[TASK DETAILS]: Find every line in the records below that holds the word "PLATE" and copy it.

╭─ RECORDS PROVIDED

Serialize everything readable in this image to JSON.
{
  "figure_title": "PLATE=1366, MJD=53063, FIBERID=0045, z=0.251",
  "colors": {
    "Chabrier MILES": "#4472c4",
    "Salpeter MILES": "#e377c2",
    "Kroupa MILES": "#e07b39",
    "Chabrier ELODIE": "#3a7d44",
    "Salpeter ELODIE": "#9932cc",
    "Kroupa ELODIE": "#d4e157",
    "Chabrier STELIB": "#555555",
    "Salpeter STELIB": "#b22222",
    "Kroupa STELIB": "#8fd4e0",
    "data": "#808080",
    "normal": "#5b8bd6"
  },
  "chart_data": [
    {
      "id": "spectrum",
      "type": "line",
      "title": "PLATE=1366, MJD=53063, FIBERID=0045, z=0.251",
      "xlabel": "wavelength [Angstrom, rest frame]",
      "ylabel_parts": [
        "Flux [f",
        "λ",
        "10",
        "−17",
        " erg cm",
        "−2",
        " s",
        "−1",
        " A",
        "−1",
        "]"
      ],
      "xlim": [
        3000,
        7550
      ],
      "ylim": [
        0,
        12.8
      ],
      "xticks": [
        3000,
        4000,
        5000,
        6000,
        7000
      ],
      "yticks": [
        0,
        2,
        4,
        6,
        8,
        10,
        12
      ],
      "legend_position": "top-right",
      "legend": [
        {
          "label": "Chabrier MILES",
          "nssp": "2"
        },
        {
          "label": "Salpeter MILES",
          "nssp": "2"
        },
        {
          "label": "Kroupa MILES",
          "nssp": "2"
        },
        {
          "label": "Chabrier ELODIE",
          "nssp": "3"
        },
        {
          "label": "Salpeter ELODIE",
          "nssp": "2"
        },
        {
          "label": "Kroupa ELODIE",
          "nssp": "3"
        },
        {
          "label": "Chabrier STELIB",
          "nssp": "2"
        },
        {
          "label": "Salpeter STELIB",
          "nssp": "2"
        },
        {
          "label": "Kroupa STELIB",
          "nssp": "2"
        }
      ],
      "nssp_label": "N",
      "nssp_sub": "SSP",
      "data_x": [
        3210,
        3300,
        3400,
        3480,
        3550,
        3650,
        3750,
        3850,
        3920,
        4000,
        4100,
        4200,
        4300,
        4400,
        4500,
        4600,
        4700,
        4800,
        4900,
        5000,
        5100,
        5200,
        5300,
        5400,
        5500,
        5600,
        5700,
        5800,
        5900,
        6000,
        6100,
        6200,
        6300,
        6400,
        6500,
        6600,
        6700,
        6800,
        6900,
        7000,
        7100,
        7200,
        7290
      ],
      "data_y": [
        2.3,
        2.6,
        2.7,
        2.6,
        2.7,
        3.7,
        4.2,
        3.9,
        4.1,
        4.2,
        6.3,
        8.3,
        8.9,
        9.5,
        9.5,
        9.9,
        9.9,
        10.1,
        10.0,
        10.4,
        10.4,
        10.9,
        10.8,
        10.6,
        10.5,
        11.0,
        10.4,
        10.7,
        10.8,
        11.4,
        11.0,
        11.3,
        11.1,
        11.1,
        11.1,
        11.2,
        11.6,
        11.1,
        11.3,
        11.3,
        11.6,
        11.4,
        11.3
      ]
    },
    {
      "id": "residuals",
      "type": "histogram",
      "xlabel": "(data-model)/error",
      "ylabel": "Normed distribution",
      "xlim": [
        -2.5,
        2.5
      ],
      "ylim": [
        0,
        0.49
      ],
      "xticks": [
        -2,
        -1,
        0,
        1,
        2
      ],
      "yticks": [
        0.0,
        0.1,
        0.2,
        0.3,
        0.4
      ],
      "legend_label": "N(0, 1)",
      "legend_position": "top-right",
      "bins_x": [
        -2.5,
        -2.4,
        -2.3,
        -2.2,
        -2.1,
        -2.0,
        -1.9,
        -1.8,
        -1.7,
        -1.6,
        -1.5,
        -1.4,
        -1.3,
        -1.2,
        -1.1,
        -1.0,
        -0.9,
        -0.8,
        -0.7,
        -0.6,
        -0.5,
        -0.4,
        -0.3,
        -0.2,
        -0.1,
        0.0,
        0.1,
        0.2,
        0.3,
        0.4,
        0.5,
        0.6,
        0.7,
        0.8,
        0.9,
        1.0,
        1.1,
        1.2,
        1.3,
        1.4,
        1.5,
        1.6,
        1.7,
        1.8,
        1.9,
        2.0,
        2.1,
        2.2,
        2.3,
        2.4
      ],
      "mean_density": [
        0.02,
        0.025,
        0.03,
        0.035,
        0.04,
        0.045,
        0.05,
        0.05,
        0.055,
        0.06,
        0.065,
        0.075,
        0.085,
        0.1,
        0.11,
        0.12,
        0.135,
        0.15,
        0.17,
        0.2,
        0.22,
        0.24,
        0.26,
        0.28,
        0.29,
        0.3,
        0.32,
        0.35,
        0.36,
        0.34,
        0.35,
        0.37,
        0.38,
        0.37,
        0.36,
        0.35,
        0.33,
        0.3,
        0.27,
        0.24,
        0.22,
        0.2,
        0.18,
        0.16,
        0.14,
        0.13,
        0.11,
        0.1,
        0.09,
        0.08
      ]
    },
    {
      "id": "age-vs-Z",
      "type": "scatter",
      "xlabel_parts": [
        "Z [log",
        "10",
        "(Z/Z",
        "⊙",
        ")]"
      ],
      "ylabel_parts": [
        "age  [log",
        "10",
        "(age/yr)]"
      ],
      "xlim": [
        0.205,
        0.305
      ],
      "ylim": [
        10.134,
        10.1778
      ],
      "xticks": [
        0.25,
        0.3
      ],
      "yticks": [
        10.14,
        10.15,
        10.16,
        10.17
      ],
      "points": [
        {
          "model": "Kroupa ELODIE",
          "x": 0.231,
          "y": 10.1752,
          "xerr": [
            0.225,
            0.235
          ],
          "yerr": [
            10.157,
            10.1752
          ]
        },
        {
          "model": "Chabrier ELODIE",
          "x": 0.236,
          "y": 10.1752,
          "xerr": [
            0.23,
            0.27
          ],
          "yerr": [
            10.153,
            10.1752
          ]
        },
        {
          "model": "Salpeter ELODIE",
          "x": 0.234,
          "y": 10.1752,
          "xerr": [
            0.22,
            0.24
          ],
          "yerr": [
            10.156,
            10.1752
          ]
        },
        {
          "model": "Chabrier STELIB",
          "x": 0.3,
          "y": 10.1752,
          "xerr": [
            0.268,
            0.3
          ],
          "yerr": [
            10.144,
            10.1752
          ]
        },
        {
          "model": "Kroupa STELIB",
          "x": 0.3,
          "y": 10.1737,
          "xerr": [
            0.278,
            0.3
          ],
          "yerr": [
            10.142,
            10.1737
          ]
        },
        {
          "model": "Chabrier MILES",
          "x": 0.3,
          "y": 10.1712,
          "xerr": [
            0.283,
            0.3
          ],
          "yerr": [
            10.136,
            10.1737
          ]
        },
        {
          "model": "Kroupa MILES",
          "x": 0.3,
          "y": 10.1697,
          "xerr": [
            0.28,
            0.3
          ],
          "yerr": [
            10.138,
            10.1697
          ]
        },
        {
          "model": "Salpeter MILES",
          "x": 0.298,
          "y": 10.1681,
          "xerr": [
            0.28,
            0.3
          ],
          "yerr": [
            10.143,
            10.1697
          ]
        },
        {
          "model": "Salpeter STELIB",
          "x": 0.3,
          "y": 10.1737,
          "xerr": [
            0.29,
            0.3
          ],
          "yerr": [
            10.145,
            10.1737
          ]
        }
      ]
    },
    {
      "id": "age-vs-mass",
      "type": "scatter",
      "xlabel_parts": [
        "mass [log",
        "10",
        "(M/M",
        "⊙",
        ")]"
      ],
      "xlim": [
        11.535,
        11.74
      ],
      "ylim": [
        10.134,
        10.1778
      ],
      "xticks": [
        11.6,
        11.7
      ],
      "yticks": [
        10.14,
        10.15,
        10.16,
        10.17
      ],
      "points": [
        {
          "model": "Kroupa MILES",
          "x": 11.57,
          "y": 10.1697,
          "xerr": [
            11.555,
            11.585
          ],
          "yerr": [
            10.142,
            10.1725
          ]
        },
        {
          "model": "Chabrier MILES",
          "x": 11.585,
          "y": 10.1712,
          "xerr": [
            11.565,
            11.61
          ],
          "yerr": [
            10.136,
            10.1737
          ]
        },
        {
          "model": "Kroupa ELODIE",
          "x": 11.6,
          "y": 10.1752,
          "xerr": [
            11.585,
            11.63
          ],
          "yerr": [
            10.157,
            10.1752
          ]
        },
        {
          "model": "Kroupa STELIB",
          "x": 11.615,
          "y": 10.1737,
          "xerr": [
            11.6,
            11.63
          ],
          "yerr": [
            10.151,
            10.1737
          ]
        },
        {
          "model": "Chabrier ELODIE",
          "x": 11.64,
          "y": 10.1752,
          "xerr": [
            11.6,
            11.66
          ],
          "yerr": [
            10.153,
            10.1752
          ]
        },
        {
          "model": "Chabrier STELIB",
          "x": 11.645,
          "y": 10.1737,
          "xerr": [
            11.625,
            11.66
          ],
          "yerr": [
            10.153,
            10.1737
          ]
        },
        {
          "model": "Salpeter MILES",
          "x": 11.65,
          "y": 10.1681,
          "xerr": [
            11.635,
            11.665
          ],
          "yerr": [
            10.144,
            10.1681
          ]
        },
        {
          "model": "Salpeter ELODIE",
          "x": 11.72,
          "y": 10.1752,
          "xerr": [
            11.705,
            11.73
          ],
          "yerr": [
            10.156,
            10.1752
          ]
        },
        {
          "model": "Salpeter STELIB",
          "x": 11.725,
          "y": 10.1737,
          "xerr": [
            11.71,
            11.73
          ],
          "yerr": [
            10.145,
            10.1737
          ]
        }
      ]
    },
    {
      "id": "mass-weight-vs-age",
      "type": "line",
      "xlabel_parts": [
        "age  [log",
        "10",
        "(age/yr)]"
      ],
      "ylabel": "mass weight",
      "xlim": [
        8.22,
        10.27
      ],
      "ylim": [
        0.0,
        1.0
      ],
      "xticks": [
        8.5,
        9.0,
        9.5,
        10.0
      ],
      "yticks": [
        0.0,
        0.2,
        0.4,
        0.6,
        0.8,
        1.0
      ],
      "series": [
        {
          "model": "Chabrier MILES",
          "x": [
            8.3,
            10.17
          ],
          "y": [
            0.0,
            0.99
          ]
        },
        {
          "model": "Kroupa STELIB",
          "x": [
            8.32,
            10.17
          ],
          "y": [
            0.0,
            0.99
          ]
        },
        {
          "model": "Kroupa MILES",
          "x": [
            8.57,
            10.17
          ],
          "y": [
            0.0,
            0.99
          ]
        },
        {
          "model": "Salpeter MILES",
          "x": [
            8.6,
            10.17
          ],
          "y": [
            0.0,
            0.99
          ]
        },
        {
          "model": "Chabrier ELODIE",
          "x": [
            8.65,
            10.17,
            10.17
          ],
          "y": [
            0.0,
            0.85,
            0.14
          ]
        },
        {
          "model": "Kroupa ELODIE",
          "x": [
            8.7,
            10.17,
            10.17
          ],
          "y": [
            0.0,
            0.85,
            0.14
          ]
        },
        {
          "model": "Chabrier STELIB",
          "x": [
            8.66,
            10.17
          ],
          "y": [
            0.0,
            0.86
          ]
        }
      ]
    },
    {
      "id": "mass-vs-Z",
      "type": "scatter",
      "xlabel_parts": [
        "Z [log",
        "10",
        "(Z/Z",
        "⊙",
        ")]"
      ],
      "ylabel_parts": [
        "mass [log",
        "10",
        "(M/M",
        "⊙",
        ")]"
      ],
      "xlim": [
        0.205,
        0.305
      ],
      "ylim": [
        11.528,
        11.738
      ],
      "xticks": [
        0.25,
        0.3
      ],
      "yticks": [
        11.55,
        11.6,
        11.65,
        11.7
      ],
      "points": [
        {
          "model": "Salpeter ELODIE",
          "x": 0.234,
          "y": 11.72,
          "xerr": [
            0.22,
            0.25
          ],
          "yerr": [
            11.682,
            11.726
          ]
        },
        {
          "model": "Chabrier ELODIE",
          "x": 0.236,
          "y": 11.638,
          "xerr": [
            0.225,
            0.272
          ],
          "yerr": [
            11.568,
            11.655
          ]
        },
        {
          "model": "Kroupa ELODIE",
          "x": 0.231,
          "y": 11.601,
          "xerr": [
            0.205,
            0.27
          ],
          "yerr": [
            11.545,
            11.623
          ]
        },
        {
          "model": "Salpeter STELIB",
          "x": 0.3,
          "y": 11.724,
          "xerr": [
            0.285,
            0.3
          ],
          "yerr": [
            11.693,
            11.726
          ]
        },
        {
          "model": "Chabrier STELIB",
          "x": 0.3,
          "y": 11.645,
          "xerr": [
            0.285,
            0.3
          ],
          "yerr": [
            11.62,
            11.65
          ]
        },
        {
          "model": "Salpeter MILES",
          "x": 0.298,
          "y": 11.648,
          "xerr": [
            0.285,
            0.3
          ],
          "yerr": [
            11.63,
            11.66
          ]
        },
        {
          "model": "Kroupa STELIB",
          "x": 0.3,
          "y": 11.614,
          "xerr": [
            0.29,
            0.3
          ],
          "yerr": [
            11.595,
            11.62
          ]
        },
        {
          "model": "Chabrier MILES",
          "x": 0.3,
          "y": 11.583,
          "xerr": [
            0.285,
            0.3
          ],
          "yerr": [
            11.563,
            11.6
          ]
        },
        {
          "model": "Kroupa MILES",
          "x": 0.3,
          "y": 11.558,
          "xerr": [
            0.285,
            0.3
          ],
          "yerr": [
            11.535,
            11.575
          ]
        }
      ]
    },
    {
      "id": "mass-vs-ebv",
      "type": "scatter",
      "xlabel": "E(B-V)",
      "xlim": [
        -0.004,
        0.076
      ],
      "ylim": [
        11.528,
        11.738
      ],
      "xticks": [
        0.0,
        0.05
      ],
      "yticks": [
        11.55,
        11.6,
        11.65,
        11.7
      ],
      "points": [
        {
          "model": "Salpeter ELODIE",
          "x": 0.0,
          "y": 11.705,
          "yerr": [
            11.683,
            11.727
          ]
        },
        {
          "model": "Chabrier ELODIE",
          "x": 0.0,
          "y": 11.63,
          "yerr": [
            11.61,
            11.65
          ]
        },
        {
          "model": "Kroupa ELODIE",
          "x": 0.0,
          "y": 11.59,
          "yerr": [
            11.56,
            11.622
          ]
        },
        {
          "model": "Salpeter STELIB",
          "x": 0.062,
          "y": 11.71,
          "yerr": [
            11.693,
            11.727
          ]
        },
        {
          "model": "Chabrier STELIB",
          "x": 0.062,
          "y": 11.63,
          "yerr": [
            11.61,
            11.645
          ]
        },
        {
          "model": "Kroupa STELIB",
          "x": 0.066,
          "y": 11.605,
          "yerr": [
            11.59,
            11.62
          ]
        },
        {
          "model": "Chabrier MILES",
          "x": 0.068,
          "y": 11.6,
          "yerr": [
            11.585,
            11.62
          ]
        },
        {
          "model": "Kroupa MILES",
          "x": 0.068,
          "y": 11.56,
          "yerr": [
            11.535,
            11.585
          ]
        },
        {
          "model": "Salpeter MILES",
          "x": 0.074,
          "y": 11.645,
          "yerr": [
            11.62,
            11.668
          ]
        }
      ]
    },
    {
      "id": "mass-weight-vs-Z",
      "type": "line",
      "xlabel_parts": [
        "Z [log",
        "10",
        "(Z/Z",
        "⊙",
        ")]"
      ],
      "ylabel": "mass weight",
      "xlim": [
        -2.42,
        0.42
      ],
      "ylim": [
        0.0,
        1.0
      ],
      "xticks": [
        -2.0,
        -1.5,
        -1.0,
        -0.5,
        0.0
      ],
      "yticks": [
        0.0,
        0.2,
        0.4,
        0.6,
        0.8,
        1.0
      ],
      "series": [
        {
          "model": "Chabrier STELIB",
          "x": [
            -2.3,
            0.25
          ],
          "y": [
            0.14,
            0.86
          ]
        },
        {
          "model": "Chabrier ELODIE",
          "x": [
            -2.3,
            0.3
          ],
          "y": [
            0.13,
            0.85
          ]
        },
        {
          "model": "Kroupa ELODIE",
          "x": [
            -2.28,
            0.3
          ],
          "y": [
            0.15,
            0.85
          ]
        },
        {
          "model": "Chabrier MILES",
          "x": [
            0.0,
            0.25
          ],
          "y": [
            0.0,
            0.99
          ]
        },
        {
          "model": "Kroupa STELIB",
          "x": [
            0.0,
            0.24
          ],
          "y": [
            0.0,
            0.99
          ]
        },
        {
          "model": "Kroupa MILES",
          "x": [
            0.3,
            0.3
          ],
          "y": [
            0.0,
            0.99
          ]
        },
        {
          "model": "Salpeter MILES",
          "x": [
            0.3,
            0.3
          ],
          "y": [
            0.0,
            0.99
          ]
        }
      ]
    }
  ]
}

╰─

[RESULT OF THE EXERCISE]:
  "figure_title": "PLATE=1366, MJD=53063, FIBERID=0045, z=0.251",
      "title": "PLATE=1366, MJD=53063, FIBERID=0045, z=0.251",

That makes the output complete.